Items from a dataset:
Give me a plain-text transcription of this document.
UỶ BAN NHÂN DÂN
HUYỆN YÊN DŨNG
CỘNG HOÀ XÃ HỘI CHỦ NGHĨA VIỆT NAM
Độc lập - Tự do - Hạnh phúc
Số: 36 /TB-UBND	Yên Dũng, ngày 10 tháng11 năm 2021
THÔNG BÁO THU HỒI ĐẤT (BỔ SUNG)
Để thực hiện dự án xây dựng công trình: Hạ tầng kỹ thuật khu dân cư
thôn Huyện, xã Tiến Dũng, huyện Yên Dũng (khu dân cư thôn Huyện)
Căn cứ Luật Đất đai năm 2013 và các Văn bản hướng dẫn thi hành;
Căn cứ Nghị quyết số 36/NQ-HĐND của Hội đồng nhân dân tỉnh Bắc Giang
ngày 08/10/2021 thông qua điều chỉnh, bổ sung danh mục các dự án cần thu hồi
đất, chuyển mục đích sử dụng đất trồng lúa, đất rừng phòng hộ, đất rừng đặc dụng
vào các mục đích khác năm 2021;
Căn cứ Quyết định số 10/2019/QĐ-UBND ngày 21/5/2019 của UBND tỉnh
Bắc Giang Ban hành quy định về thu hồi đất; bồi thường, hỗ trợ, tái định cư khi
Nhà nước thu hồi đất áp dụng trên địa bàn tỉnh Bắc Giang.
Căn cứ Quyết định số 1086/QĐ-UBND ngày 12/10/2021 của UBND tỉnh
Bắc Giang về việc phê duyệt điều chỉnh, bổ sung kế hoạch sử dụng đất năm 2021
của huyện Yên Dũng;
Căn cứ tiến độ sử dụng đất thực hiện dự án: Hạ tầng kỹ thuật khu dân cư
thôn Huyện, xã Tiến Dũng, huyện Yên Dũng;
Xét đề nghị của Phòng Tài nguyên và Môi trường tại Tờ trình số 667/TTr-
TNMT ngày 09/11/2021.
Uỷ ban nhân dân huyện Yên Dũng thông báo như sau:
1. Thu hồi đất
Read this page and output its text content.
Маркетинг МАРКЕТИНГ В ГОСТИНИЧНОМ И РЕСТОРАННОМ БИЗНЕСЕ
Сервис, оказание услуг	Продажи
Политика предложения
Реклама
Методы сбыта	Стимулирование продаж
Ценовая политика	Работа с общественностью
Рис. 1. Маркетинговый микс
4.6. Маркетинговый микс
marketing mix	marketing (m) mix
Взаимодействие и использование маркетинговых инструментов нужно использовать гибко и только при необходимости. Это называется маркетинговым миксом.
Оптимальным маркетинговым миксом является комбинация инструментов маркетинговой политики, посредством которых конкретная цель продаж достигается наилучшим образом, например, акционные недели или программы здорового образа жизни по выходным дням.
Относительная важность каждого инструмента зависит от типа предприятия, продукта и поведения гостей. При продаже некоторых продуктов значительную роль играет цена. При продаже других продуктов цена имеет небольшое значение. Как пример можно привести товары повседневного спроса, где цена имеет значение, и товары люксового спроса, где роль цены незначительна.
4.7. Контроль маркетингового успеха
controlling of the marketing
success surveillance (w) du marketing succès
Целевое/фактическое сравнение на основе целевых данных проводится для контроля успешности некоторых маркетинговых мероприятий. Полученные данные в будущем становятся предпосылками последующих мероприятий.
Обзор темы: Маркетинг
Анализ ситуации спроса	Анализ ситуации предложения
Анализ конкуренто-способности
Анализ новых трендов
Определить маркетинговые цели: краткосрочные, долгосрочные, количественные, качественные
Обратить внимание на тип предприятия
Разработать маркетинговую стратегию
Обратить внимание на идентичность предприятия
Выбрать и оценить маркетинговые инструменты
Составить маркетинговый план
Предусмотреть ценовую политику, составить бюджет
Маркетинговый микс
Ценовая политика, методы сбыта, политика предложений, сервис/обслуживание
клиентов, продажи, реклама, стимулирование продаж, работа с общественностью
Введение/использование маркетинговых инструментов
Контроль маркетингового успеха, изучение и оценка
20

Required work:
Exactly as written above, please repeat the entries.

Exercise answer:
Give me a plain-text transcription of this document.
UỶ BAN NHÂN DÂN
HUYỆN YÊN DŨNG
CỘNG HOÀ XÃ HỘI CHỦ NGHĨA VIỆT NAM
Độc lập - Tự do - Hạnh phúc
Số: 36 /TB-UBND	Yên Dũng, ngày 10 tháng11 năm 2021
THÔNG BÁO THU HỒI ĐẤT (BỔ SUNG)
Để thực hiện dự án xây dựng công trình: Hạ tầng kỹ thuật khu dân cư
thôn Huyện, xã Tiến Dũng, huyện Yên Dũng (khu dân cư thôn Huyện)
Căn cứ Luật Đất đai năm 2013 và các Văn bản hướng dẫn thi hành;
Căn cứ Nghị quyết số 36/NQ-HĐND của Hội đồng nhân dân tỉnh Bắc Giang
ngày 08/10/2021 thông qua điều chỉnh, bổ sung danh mục các dự án cần thu hồi
đất, chuyển mục đích sử dụng đất trồng lúa, đất rừng phòng hộ, đất rừng đặc dụng
vào các mục đích khác năm 2021;
Căn cứ Quyết định số 10/2019/QĐ-UBND ngày 21/5/2019 của UBND tỉnh
Bắc Giang Ban hành quy định về thu hồi đất; bồi thường, hỗ trợ, tái định cư khi
Nhà nước thu hồi đất áp dụng trên địa bàn tỉnh Bắc Giang.
Căn cứ Quyết định số 1086/QĐ-UBND ngày 12/10/2021 của UBND tỉnh
Bắc Giang về việc phê duyệt điều chỉnh, bổ sung kế hoạch sử dụng đất năm 2021
của huyện Yên Dũng;
Căn cứ tiến độ sử dụng đất thực hiện dự án: Hạ tầng kỹ thuật khu dân cư
thôn Huyện, xã Tiến Dũng, huyện Yên Dũng;
Xét đề nghị của Phòng Tài nguyên và Môi trường tại Tờ trình số 667/TTr-
TNMT ngày 09/11/2021.
Uỷ ban nhân dân huyện Yên Dũng thông báo như sau:
1. Thu hồi đất
Read this page and output its text content.
Маркетинг МАРКЕТИНГ В ГОСТИНИЧНОМ И РЕСТОРАННОМ БИЗНЕСЕ
Сервис, оказание услуг	Продажи
Политика предложения
Реклама
Методы сбыта	Стимулирование продаж
Ценовая политика	Работа с общественностью
Рис. 1. Маркетинговый микс
4.6. Маркетинговый микс
marketing mix	marketing (m) mix
Взаимодействие и использование маркетинговых инструментов нужно использовать гибко и только при необходимости. Это называется маркетинговым миксом.
Оптимальным маркетинговым миксом является комбинация инструментов маркетинговой политики, посредством которых конкретная цель продаж достигается наилучшим образом, например, акционные недели или программы здорового образа жизни по выходным дням.
Относительная важность каждого инструмента зависит от типа предприятия, продукта и поведения гостей. При продаже некоторых продуктов значительную роль играет цена. При продаже других продуктов цена имеет небольшое значение. Как пример можно привести товары повседневного спроса, где цена имеет значение, и товары люксового спроса, где роль цены незначительна.
4.7. Контроль маркетингового успеха
controlling of the marketing
success surveillance (w) du marketing succès
Целевое/фактическое сравнение на основе целевых данных проводится для контроля успешности некоторых маркетинговых мероприятий. Полученные данные в будущем становятся предпосылками последующих мероприятий.
Обзор темы: Маркетинг
Анализ ситуации спроса	Анализ ситуации предложения
Анализ конкуренто-способности
Анализ новых трендов
Определить маркетинговые цели: краткосрочные, долгосрочные, количественные, качественные
Обратить внимание на тип предприятия
Разработать маркетинговую стратегию
Обратить внимание на идентичность предприятия
Выбрать и оценить маркетинговые инструменты
Составить маркетинговый план
Предусмотреть ценовую политику, составить бюджет
Маркетинговый микс
Ценовая политика, методы сбыта, политика предложений, сервис/обслуживание
клиентов, продажи, реклама, стимулирование продаж, работа с общественностью
Введение/использование маркетинговых инструментов
Контроль маркетингового успеха, изучение и оценка
20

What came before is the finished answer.